# [Required task]
Return each line containing "lukkes".

(Some records)
────────────────────────────────────────

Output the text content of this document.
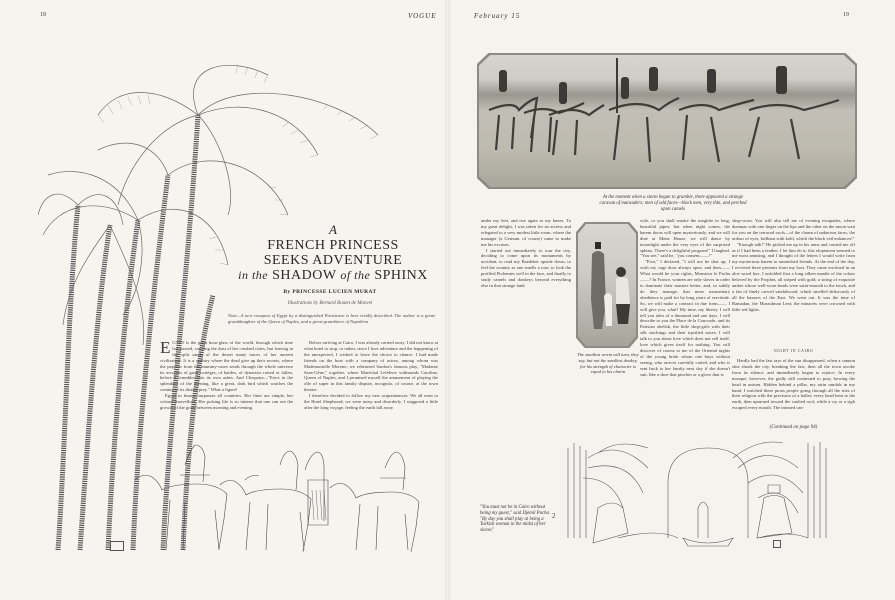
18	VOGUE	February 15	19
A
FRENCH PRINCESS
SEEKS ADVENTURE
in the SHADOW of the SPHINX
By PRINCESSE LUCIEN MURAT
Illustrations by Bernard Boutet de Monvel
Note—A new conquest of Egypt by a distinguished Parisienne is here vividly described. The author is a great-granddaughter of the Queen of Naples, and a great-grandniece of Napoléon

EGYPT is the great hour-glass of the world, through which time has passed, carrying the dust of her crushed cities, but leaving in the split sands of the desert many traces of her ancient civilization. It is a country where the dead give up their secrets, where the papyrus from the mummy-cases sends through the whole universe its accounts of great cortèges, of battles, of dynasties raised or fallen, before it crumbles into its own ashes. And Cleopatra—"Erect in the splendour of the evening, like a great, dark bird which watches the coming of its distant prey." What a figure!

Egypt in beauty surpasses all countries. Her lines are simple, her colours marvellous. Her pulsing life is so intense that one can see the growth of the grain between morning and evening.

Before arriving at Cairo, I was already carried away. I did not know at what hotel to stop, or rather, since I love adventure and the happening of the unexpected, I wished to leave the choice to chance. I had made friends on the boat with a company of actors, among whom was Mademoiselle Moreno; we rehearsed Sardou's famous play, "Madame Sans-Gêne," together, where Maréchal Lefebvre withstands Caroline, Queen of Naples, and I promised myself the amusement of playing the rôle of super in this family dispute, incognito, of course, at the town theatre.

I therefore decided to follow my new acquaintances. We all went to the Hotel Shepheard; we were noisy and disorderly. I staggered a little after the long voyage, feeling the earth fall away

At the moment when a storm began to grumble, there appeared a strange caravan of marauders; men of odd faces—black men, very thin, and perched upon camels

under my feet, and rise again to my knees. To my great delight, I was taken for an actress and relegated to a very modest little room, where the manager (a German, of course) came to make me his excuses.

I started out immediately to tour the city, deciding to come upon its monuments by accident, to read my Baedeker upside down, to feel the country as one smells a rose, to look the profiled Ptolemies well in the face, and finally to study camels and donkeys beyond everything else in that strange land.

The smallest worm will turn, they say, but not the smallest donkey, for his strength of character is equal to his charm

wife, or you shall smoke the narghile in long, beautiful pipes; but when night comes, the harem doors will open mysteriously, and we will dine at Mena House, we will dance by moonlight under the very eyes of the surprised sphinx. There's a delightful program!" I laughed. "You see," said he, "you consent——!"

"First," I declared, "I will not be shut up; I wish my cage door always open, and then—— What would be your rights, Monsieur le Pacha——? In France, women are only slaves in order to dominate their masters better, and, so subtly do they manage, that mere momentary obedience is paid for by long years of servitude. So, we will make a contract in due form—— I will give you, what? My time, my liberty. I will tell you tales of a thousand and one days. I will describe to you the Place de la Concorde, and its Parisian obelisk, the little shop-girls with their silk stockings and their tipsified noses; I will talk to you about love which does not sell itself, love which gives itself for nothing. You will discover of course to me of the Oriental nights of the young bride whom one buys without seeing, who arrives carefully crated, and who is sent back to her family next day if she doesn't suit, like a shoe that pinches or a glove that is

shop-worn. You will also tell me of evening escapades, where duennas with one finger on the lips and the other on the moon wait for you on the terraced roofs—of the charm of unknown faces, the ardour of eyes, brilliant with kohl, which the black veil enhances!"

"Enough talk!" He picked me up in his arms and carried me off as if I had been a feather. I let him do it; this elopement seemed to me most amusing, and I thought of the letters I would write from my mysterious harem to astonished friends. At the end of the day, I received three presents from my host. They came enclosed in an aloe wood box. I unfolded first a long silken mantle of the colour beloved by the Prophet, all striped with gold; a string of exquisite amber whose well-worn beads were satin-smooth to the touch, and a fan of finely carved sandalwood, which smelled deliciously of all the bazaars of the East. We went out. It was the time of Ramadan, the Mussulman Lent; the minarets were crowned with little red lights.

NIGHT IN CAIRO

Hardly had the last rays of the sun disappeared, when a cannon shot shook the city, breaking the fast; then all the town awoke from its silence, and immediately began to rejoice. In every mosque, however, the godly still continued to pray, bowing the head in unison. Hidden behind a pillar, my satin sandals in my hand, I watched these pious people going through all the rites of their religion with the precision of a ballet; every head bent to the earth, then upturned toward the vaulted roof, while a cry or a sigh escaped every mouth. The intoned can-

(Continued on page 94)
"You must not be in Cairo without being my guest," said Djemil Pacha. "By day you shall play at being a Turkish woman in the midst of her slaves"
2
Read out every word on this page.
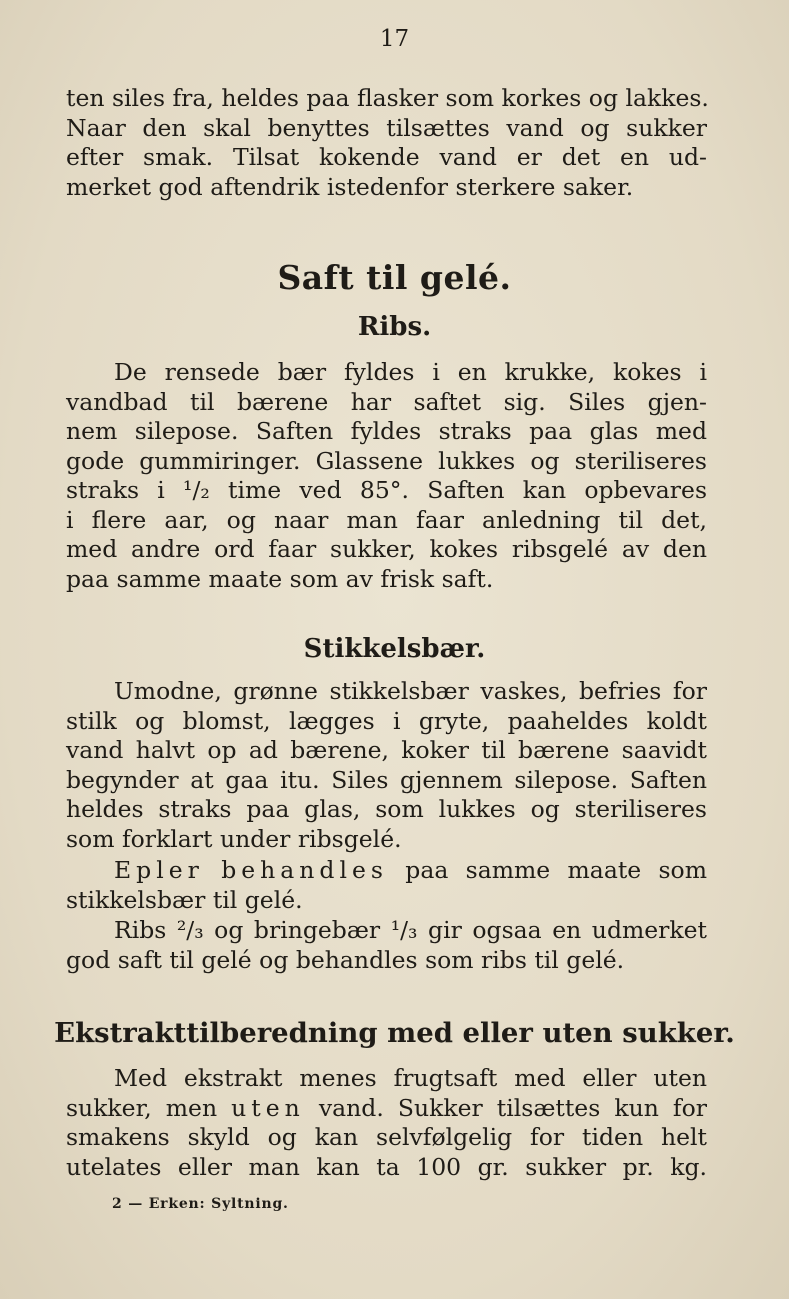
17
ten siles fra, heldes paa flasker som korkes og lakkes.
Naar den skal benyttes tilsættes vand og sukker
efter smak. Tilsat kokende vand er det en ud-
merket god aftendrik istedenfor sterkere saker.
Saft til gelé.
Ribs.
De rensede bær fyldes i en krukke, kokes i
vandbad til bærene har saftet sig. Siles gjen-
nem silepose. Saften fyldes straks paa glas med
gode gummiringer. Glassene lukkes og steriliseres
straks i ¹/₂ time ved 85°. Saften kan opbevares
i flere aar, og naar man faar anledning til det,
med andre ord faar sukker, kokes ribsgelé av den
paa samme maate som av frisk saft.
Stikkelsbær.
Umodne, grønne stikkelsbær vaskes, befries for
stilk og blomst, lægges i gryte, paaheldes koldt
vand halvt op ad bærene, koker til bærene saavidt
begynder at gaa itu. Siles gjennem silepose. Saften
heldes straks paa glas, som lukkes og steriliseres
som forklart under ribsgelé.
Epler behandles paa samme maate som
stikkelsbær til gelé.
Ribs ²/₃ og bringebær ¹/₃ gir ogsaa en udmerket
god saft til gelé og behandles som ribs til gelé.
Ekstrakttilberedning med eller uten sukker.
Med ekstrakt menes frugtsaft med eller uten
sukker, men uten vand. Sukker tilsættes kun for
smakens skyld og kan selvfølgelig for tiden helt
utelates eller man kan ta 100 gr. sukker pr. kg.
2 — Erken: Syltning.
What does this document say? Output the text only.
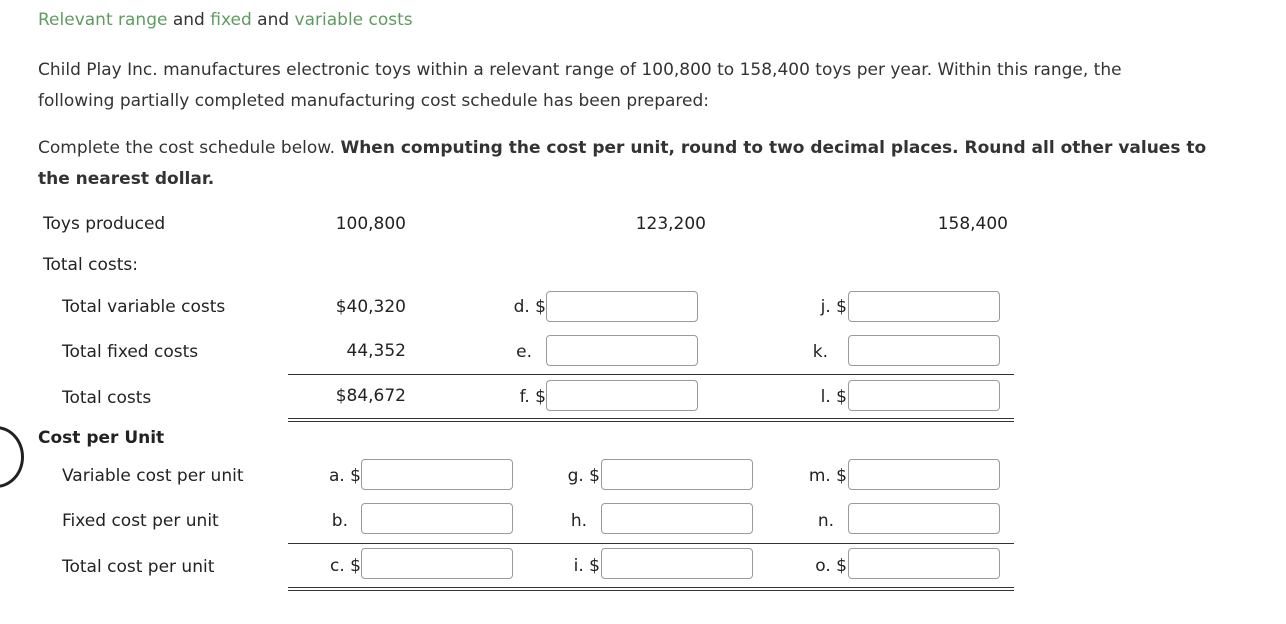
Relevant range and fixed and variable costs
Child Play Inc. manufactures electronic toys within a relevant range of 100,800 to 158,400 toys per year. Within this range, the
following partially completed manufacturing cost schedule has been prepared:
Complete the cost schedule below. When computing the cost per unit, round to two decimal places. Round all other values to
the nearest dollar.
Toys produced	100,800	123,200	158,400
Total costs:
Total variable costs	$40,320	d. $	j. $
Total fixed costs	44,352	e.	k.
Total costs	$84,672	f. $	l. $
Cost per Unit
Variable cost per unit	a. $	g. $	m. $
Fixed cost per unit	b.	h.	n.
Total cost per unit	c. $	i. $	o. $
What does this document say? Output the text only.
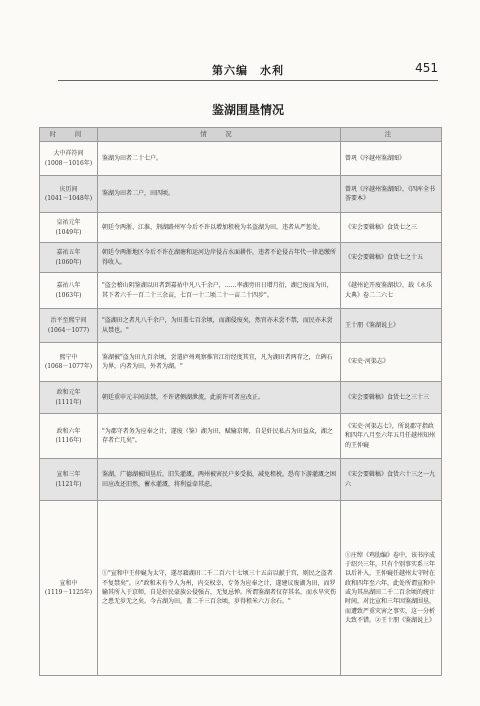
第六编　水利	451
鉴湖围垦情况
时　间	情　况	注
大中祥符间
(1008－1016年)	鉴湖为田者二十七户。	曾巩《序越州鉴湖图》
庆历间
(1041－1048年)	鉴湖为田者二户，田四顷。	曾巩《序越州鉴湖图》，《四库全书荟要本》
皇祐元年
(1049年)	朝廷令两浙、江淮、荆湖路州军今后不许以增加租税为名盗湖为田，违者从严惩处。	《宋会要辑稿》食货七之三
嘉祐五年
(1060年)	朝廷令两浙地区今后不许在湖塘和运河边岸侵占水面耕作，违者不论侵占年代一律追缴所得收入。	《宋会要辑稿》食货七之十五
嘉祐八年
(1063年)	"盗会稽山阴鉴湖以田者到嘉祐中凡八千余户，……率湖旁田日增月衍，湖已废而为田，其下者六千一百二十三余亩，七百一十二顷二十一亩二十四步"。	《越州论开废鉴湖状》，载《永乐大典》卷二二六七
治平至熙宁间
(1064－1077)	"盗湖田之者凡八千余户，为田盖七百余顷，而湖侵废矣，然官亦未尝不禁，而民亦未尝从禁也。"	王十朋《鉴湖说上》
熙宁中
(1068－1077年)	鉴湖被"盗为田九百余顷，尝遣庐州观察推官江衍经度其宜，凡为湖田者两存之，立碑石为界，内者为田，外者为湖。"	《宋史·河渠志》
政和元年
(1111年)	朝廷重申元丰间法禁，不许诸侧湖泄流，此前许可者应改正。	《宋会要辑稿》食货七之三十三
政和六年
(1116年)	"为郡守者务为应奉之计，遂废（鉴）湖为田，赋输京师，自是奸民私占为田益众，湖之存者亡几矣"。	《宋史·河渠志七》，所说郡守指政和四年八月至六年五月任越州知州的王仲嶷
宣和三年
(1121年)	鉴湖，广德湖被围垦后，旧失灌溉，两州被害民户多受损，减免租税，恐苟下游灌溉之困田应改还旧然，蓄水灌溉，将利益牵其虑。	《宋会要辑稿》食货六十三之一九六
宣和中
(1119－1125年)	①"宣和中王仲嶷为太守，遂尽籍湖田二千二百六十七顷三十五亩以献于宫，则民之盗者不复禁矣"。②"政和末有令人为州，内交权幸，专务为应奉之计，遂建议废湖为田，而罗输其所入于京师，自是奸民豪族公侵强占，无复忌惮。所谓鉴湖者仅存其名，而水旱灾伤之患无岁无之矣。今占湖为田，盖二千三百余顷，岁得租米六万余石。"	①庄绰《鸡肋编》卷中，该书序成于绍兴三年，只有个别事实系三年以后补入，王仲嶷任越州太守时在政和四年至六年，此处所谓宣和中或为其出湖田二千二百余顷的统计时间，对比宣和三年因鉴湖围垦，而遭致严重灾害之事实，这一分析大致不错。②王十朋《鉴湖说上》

────────────────────────────────────────

# [Answer to this problem]
gode gummiringer. Glassene lukkes og steriliseres
heldes straks paa glas, som lukkes og steriliseres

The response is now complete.